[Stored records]

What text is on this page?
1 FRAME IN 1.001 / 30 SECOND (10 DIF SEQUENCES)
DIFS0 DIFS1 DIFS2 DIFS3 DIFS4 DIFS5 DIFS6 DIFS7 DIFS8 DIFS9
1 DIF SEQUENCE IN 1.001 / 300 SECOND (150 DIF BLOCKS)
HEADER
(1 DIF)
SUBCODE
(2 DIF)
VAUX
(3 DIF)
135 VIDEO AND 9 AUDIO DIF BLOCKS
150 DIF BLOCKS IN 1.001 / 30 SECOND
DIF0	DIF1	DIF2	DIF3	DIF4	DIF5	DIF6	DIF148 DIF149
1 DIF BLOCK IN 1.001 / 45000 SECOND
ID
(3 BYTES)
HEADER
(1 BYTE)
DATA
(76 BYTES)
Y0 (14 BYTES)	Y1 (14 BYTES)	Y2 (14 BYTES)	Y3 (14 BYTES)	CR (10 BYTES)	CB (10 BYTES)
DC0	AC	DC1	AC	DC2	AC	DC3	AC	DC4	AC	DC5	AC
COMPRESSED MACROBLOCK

— Exercise requirements —
Quote the entire listing above exactly.

— Task result —
What text is on this page?
1 FRAME IN 1.001 / 30 SECOND (10 DIF SEQUENCES)
DIFS0 DIFS1 DIFS2 DIFS3 DIFS4 DIFS5 DIFS6 DIFS7 DIFS8 DIFS9
1 DIF SEQUENCE IN 1.001 / 300 SECOND (150 DIF BLOCKS)
HEADER
(1 DIF)
SUBCODE
(2 DIF)
VAUX
(3 DIF)
135 VIDEO AND 9 AUDIO DIF BLOCKS
150 DIF BLOCKS IN 1.001 / 30 SECOND
DIF0	DIF1	DIF2	DIF3	DIF4	DIF5	DIF6	DIF148 DIF149
1 DIF BLOCK IN 1.001 / 45000 SECOND
ID
(3 BYTES)
HEADER
(1 BYTE)
DATA
(76 BYTES)
Y0 (14 BYTES)	Y1 (14 BYTES)	Y2 (14 BYTES)	Y3 (14 BYTES)	CR (10 BYTES)	CB (10 BYTES)
DC0	AC	DC1	AC	DC2	AC	DC3	AC	DC4	AC	DC5	AC
COMPRESSED MACROBLOCK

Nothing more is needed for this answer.